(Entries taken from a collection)
○ ○ ○ ○ ○ ○ ○
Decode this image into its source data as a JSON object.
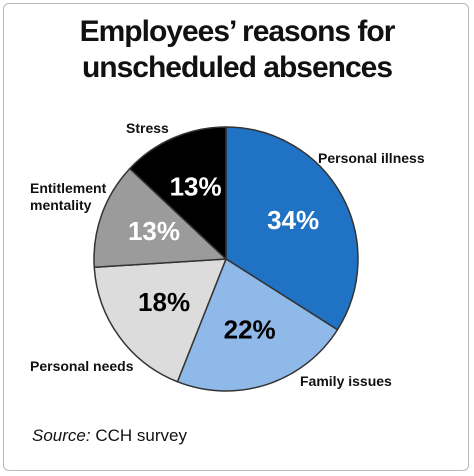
{
  "chart_data": {
    "type": "pie",
    "title": "Employees’ reasons for unscheduled absences",
    "categories": [
      "Personal illness",
      "Family issues",
      "Personal needs",
      "Entitlement mentality",
      "Stress"
    ],
    "values": [
      34,
      22,
      18,
      13,
      13
    ],
    "value_labels": [
      "34%",
      "22%",
      "18%",
      "13%",
      "13%"
    ],
    "colors": [
      "#1f72c4",
      "#8fb9e8",
      "#dcdcdc",
      "#9b9b9b",
      "#000000"
    ],
    "label_colors": [
      "#ffffff",
      "#000000",
      "#000000",
      "#ffffff",
      "#ffffff"
    ],
    "source_label": "Source:",
    "source_text": "CCH survey"
  }
}
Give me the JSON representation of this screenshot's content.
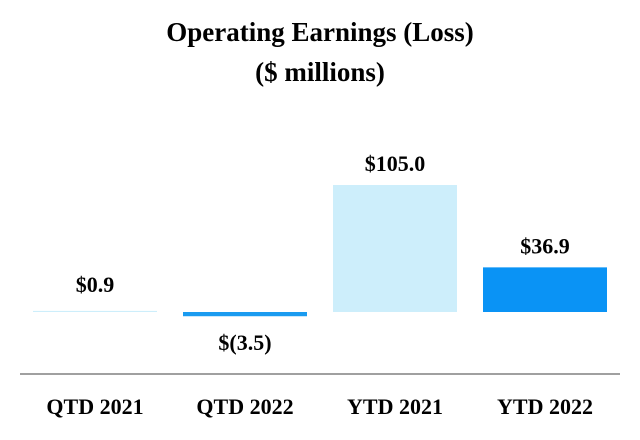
{
  "chart_data": {
    "type": "bar",
    "title": "Operating Earnings (Loss)",
    "subtitle": "($ millions)",
    "categories": [
      "QTD 2021",
      "QTD 2022",
      "YTD 2021",
      "YTD 2022"
    ],
    "values": [
      0.9,
      -3.5,
      105.0,
      36.9
    ],
    "data_labels": [
      "$0.9",
      "$(3.5)",
      "$105.0",
      "$36.9"
    ],
    "colors": [
      "#cdeefb",
      "#1a9bf0",
      "#cdeefb",
      "#0a93f5"
    ],
    "xlabel": "",
    "ylabel": "",
    "ylim": [
      -5,
      110
    ],
    "grid": false,
    "legend": "none"
  },
  "colors": {
    "axis": "#a0a0a0"
  }
}
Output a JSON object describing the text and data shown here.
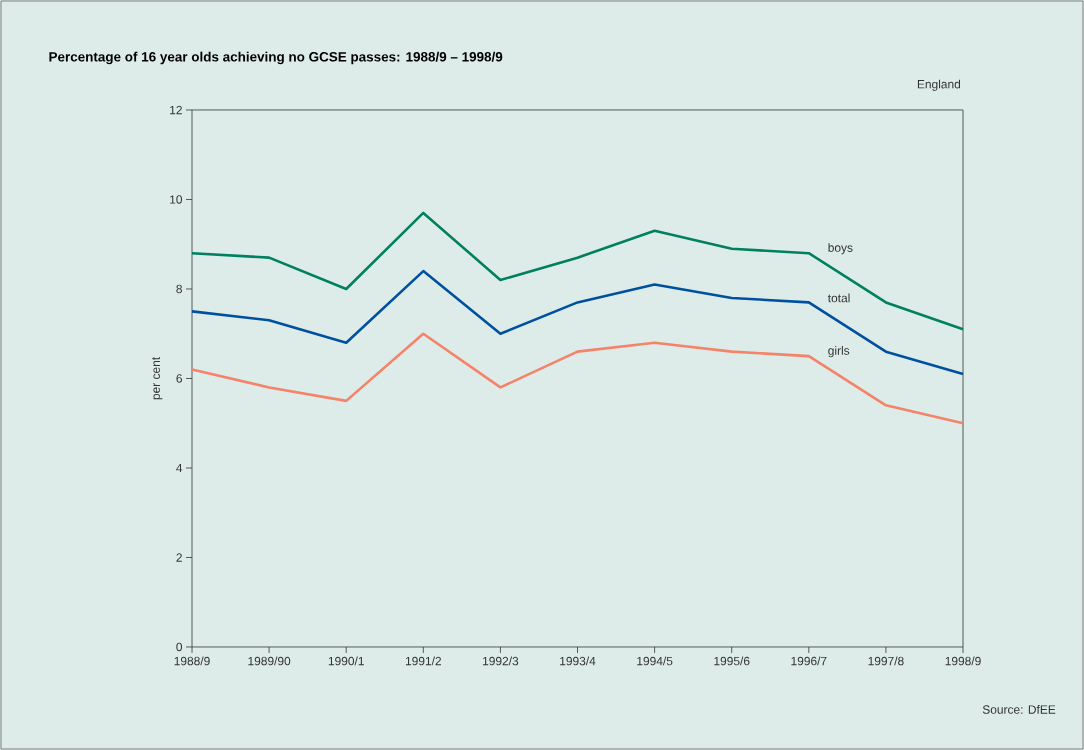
{
  "chart_data": {
    "type": "line",
    "title": "Percentage of 16 year olds achieving no GCSE passes: 1988/9 – 1998/9",
    "ylabel": "per cent",
    "categories": [
      "1988/9",
      "1989/90",
      "1990/1",
      "1991/2",
      "1992/3",
      "1993/4",
      "1994/5",
      "1995/6",
      "1996/7",
      "1997/8",
      "1998/9"
    ],
    "series": [
      {
        "name": "boys",
        "color": "#00805f",
        "values": [
          8.8,
          8.7,
          8.0,
          9.7,
          8.2,
          8.7,
          9.3,
          8.9,
          8.8,
          7.7,
          7.1
        ]
      },
      {
        "name": "total",
        "color": "#0050a0",
        "values": [
          7.5,
          7.3,
          6.8,
          8.4,
          7.0,
          7.7,
          8.1,
          7.8,
          7.7,
          6.6,
          6.1
        ]
      },
      {
        "name": "girls",
        "color": "#f4836a",
        "values": [
          6.2,
          5.8,
          5.5,
          7.0,
          5.8,
          6.6,
          6.8,
          6.6,
          6.5,
          5.4,
          5.0
        ]
      }
    ],
    "ylim": [
      0,
      12
    ],
    "yticks": [
      0,
      2,
      4,
      6,
      8,
      10,
      12
    ],
    "grid": false,
    "legend": false,
    "marker": "none",
    "line_style": "solid",
    "annotations": [
      "England",
      "Source: DfEE"
    ]
  }
}
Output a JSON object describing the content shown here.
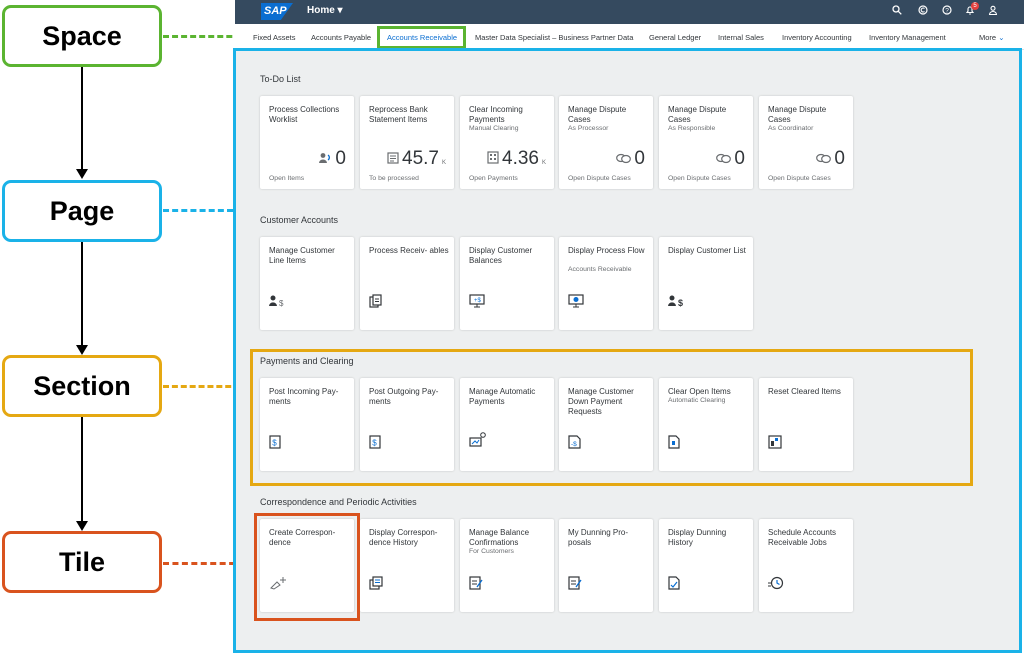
{
  "legend": {
    "space": "Space",
    "page": "Page",
    "section": "Section",
    "tile": "Tile"
  },
  "colors": {
    "space": "#5bb431",
    "page": "#1ab2e8",
    "section": "#e5a812",
    "tile": "#d9531e",
    "shell": "#354a5f",
    "accent": "#0a6ed1"
  },
  "shell": {
    "logo": "SAP",
    "home": "Home ▾",
    "icons": [
      "search-icon",
      "copilot-icon",
      "help-icon",
      "bell-icon",
      "user-icon"
    ],
    "notification_count": "5"
  },
  "spaces": {
    "tabs": [
      "Fixed Assets",
      "Accounts Payable",
      "Accounts Receivable",
      "Master Data Specialist – Business Partner Data",
      "General Ledger",
      "Internal Sales",
      "Inventory Accounting",
      "Inventory Management"
    ],
    "active": "Accounts Receivable",
    "more": "More"
  },
  "sections": [
    {
      "title": "To-Do List",
      "tiles": [
        {
          "title": "Process Collections Worklist",
          "subtitle": "",
          "kpi": "0",
          "unit": "",
          "footer": "Open Items",
          "icon": "collections-icon"
        },
        {
          "title": "Reprocess Bank Statement Items",
          "subtitle": "",
          "kpi": "45.7",
          "unit": "K",
          "footer": "To be processed",
          "icon": "bank-statement-icon"
        },
        {
          "title": "Clear Incoming Payments",
          "subtitle": "Manual Clearing",
          "kpi": "4.36",
          "unit": "K",
          "footer": "Open Payments",
          "icon": "clear-payments-icon"
        },
        {
          "title": "Manage Dispute Cases",
          "subtitle": "As Processor",
          "kpi": "0",
          "unit": "",
          "footer": "Open Dispute Cases",
          "icon": "dispute-icon"
        },
        {
          "title": "Manage Dispute Cases",
          "subtitle": "As Responsible",
          "kpi": "0",
          "unit": "",
          "footer": "Open Dispute Cases",
          "icon": "dispute-icon"
        },
        {
          "title": "Manage Dispute Cases",
          "subtitle": "As Coordinator",
          "kpi": "0",
          "unit": "",
          "footer": "Open Dispute Cases",
          "icon": "dispute-icon"
        }
      ]
    },
    {
      "title": "Customer Accounts",
      "tiles": [
        {
          "title": "Manage Customer Line Items",
          "subtitle": "",
          "icon": "customer-line-items-icon"
        },
        {
          "title": "Process Receiv- ables",
          "subtitle": "",
          "icon": "receivables-icon"
        },
        {
          "title": "Display Customer Balances",
          "subtitle": "",
          "icon": "balances-icon"
        },
        {
          "title": "Display Process Flow",
          "subtitle": "Accounts Receivable",
          "icon": "process-flow-icon"
        },
        {
          "title": "Display Customer List",
          "subtitle": "",
          "icon": "customer-list-icon"
        }
      ]
    },
    {
      "title": "Payments and Clearing",
      "tiles": [
        {
          "title": "Post Incoming Pay- ments",
          "subtitle": "",
          "icon": "dollar-document-icon"
        },
        {
          "title": "Post Outgoing Pay- ments",
          "subtitle": "",
          "icon": "dollar-document-icon"
        },
        {
          "title": "Manage Automatic Payments",
          "subtitle": "",
          "icon": "automatic-payments-icon"
        },
        {
          "title": "Manage Customer Down Payment Requests",
          "subtitle": "",
          "icon": "down-payment-icon"
        },
        {
          "title": "Clear Open Items",
          "subtitle": "Automatic Clearing",
          "icon": "clear-items-icon"
        },
        {
          "title": "Reset Cleared Items",
          "subtitle": "",
          "icon": "reset-items-icon"
        }
      ]
    },
    {
      "title": "Correspondence and Periodic Activities",
      "tiles": [
        {
          "title": "Create Correspon- dence",
          "subtitle": "",
          "icon": "create-correspondence-icon"
        },
        {
          "title": "Display Correspon- dence History",
          "subtitle": "",
          "icon": "correspondence-history-icon"
        },
        {
          "title": "Manage Balance Confirmations",
          "subtitle": "For Customers",
          "icon": "balance-confirmation-icon"
        },
        {
          "title": "My Dunning Pro- posals",
          "subtitle": "",
          "icon": "dunning-proposals-icon"
        },
        {
          "title": "Display Dunning History",
          "subtitle": "",
          "icon": "dunning-history-icon"
        },
        {
          "title": "Schedule Accounts Receivable Jobs",
          "subtitle": "",
          "icon": "schedule-jobs-icon"
        }
      ]
    }
  ]
}
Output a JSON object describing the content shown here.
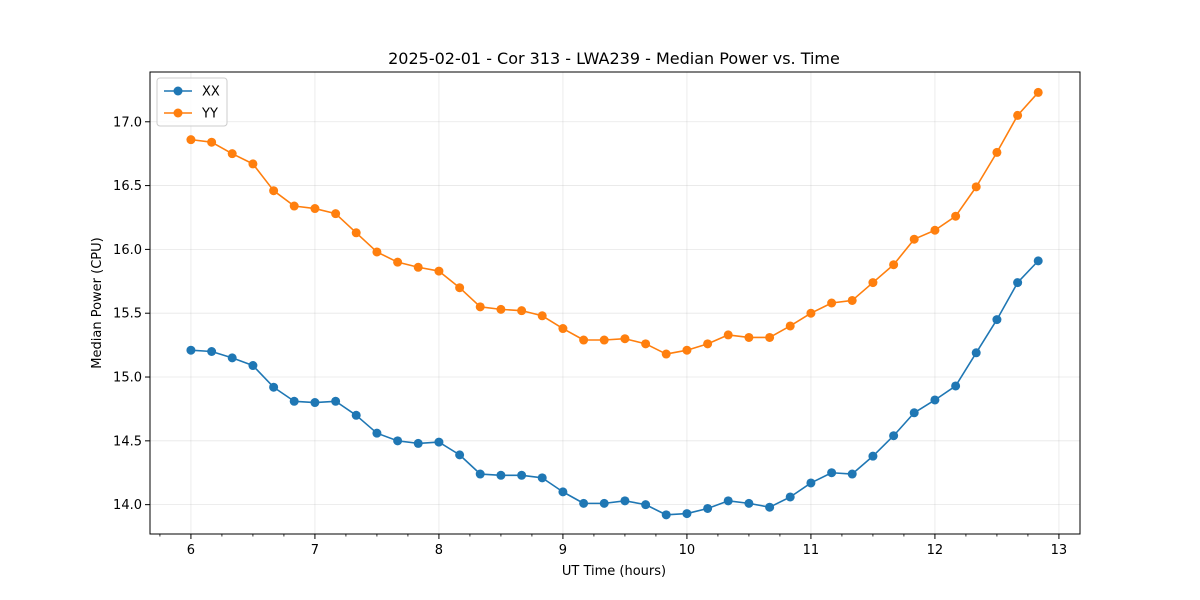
○ ○ ○ ○ ○ ○ ○
» **Exercise goal**: Every record gets retyped exactly; no picture goes into the copy.

» **Task output**:
Decode this image into its source data as a JSON object.
{
  "chart_data": {
    "type": "pie",
    "title": "Employees’ reasons for unscheduled absences",
    "categories": [
      "Personal illness",
      "Family issues",
      "Personal needs",
      "Entitlement mentality",
      "Stress"
    ],
    "values": [
      34,
      22,
      18,
      13,
      13
    ],
    "value_labels": [
      "34%",
      "22%",
      "18%",
      "13%",
      "13%"
    ],
    "colors": [
      "#1f72c4",
      "#8fb9e8",
      "#dcdcdc",
      "#9b9b9b",
      "#000000"
    ],
    "label_colors": [
      "#ffffff",
      "#000000",
      "#000000",
      "#ffffff",
      "#ffffff"
    ],
    "source_label": "Source:",
    "source_text": "CCH survey"
  }
}
Give me the JSON representation of this screenshot's content.
{
  "chart_data": {
    "type": "bar",
    "title": "Operating Earnings (Loss)",
    "subtitle": "($ millions)",
    "categories": [
      "QTD 2021",
      "QTD 2022",
      "YTD 2021",
      "YTD 2022"
    ],
    "values": [
      0.9,
      -3.5,
      105.0,
      36.9
    ],
    "data_labels": [
      "$0.9",
      "$(3.5)",
      "$105.0",
      "$36.9"
    ],
    "colors": [
      "#cdeefb",
      "#1a9bf0",
      "#cdeefb",
      "#0a93f5"
    ],
    "xlabel": "",
    "ylabel": "",
    "ylim": [
      -5,
      110
    ],
    "grid": false,
    "legend": "none"
  },
  "colors": {
    "axis": "#a0a0a0"
  }
}
Output a JSON object describing the text and data shown here.
{
  "chart_data": {
    "type": "line",
    "title": "Percentage of 16 year olds achieving no GCSE passes: 1988/9 – 1998/9",
    "ylabel": "per cent",
    "categories": [
      "1988/9",
      "1989/90",
      "1990/1",
      "1991/2",
      "1992/3",
      "1993/4",
      "1994/5",
      "1995/6",
      "1996/7",
      "1997/8",
      "1998/9"
    ],
    "series": [
      {
        "name": "boys",
        "color": "#00805f",
        "values": [
          8.8,
          8.7,
          8.0,
          9.7,
          8.2,
          8.7,
          9.3,
          8.9,
          8.8,
          7.7,
          7.1
        ]
      },
      {
        "name": "total",
        "color": "#0050a0",
        "values": [
          7.5,
          7.3,
          6.8,
          8.4,
          7.0,
          7.7,
          8.1,
          7.8,
          7.7,
          6.6,
          6.1
        ]
      },
      {
        "name": "girls",
        "color": "#f4836a",
        "values": [
          6.2,
          5.8,
          5.5,
          7.0,
          5.8,
          6.6,
          6.8,
          6.6,
          6.5,
          5.4,
          5.0
        ]
      }
    ],
    "ylim": [
      0,
      12
    ],
    "yticks": [
      0,
      2,
      4,
      6,
      8,
      10,
      12
    ],
    "grid": false,
    "legend": false,
    "marker": "none",
    "line_style": "solid",
    "annotations": [
      "England",
      "Source: DfEE"
    ]
  }
}
Output a JSON object describing the content shown here.
{
  "legend": {
    "space": "Space",
    "page": "Page",
    "section": "Section",
    "tile": "Tile"
  },
  "colors": {
    "space": "#5bb431",
    "page": "#1ab2e8",
    "section": "#e5a812",
    "tile": "#d9531e",
    "shell": "#354a5f",
    "accent": "#0a6ed1"
  },
  "shell": {
    "logo": "SAP",
    "home": "Home ▾",
    "icons": [
      "search-icon",
      "copilot-icon",
      "help-icon",
      "bell-icon",
      "user-icon"
    ],
    "notification_count": "5"
  },
  "spaces": {
    "tabs": [
      "Fixed Assets",
      "Accounts Payable",
      "Accounts Receivable",
      "Master Data Specialist – Business Partner Data",
      "General Ledger",
      "Internal Sales",
      "Inventory Accounting",
      "Inventory Management"
    ],
    "active": "Accounts Receivable",
    "more": "More"
  },
  "sections": [
    {
      "title": "To-Do List",
      "tiles": [
        {
          "title": "Process Collections Worklist",
          "subtitle": "",
          "kpi": "0",
          "unit": "",
          "footer": "Open Items",
          "icon": "collections-icon"
        },
        {
          "title": "Reprocess Bank Statement Items",
          "subtitle": "",
          "kpi": "45.7",
          "unit": "K",
          "footer": "To be processed",
          "icon": "bank-statement-icon"
        },
        {
          "title": "Clear Incoming Payments",
          "subtitle": "Manual Clearing",
          "kpi": "4.36",
          "unit": "K",
          "footer": "Open Payments",
          "icon": "clear-payments-icon"
        },
        {
          "title": "Manage Dispute Cases",
          "subtitle": "As Processor",
          "kpi": "0",
          "unit": "",
          "footer": "Open Dispute Cases",
          "icon": "dispute-icon"
        },
        {
          "title": "Manage Dispute Cases",
          "subtitle": "As Responsible",
          "kpi": "0",
          "unit": "",
          "footer": "Open Dispute Cases",
          "icon": "dispute-icon"
        },
        {
          "title": "Manage Dispute Cases",
          "subtitle": "As Coordinator",
          "kpi": "0",
          "unit": "",
          "footer": "Open Dispute Cases",
          "icon": "dispute-icon"
        }
      ]
    },
    {
      "title": "Customer Accounts",
      "tiles": [
        {
          "title": "Manage Customer Line Items",
          "subtitle": "",
          "icon": "customer-line-items-icon"
        },
        {
          "title": "Process Receiv- ables",
          "subtitle": "",
          "icon": "receivables-icon"
        },
        {
          "title": "Display Customer Balances",
          "subtitle": "",
          "icon": "balances-icon"
        },
        {
          "title": "Display Process Flow",
          "subtitle": "Accounts Receivable",
          "icon": "process-flow-icon"
        },
        {
          "title": "Display Customer List",
          "subtitle": "",
          "icon": "customer-list-icon"
        }
      ]
    },
    {
      "title": "Payments and Clearing",
      "tiles": [
        {
          "title": "Post Incoming Pay- ments",
          "subtitle": "",
          "icon": "dollar-document-icon"
        },
        {
          "title": "Post Outgoing Pay- ments",
          "subtitle": "",
          "icon": "dollar-document-icon"
        },
        {
          "title": "Manage Automatic Payments",
          "subtitle": "",
          "icon": "automatic-payments-icon"
        },
        {
          "title": "Manage Customer Down Payment Requests",
          "subtitle": "",
          "icon": "down-payment-icon"
        },
        {
          "title": "Clear Open Items",
          "subtitle": "Automatic Clearing",
          "icon": "clear-items-icon"
        },
        {
          "title": "Reset Cleared Items",
          "subtitle": "",
          "icon": "reset-items-icon"
        }
      ]
    },
    {
      "title": "Correspondence and Periodic Activities",
      "tiles": [
        {
          "title": "Create Correspon- dence",
          "subtitle": "",
          "icon": "create-correspondence-icon"
        },
        {
          "title": "Display Correspon- dence History",
          "subtitle": "",
          "icon": "correspondence-history-icon"
        },
        {
          "title": "Manage Balance Confirmations",
          "subtitle": "For Customers",
          "icon": "balance-confirmation-icon"
        },
        {
          "title": "My Dunning Pro- posals",
          "subtitle": "",
          "icon": "dunning-proposals-icon"
        },
        {
          "title": "Display Dunning History",
          "subtitle": "",
          "icon": "dunning-history-icon"
        },
        {
          "title": "Schedule Accounts Receivable Jobs",
          "subtitle": "",
          "icon": "schedule-jobs-icon"
        }
      ]
    }
  ]
}
Output a JSON object describing the content shown here.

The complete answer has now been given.